Assemble all lines in which the string "expression" appears.

────

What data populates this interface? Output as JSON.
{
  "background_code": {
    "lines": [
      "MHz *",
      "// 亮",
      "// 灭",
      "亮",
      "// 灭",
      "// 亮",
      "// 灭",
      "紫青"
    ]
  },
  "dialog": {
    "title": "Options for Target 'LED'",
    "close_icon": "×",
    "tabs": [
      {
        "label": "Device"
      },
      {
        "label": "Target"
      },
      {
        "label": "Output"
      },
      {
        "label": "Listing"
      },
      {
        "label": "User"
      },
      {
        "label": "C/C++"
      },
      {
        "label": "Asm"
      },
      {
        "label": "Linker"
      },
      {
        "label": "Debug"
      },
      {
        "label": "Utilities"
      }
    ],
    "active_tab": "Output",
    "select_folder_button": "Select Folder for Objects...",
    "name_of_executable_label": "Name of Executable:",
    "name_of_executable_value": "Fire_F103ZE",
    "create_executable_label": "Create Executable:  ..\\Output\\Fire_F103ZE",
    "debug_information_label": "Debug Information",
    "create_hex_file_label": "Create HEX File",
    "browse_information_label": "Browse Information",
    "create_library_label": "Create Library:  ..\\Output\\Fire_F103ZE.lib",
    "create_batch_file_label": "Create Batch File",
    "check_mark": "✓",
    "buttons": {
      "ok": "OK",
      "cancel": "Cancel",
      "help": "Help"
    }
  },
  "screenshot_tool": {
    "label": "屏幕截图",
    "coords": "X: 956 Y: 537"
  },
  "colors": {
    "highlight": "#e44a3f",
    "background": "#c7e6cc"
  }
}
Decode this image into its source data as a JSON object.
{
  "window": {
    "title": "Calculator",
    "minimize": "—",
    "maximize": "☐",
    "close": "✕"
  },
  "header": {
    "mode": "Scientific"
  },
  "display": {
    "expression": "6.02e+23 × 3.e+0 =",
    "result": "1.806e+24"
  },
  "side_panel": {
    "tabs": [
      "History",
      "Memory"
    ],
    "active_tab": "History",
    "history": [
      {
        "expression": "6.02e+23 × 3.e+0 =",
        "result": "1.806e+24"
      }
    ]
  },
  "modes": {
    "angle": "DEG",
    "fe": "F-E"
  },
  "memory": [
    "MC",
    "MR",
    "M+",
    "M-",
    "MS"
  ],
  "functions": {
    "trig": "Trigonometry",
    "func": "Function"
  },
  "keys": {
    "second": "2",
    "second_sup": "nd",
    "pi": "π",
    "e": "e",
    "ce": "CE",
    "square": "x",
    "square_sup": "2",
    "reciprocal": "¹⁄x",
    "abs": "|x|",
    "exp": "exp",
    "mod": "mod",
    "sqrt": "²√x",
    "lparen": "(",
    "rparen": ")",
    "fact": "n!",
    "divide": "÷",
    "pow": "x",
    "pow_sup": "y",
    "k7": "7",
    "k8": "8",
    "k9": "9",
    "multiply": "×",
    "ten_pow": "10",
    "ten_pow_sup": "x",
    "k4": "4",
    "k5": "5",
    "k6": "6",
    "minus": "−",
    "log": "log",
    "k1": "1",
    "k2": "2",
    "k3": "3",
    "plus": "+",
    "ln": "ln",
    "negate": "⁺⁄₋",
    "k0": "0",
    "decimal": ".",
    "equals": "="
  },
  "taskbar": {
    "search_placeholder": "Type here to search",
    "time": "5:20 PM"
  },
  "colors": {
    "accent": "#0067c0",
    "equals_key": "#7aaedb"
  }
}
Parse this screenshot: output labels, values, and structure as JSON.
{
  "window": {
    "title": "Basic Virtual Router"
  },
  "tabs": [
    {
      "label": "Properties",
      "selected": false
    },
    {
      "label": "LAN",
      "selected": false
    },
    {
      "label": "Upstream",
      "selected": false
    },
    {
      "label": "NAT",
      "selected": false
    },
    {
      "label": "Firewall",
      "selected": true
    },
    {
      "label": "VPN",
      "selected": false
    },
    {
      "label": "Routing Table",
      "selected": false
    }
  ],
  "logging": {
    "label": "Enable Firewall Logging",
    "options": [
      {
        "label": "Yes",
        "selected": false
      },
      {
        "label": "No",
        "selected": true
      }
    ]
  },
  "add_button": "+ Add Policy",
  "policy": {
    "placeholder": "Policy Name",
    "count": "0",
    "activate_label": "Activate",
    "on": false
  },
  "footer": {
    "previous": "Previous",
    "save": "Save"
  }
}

────

Response to the task >>
    "expression": "6.02e+23 × 3.e+0 =",
        "expression": "6.02e+23 × 3.e+0 =",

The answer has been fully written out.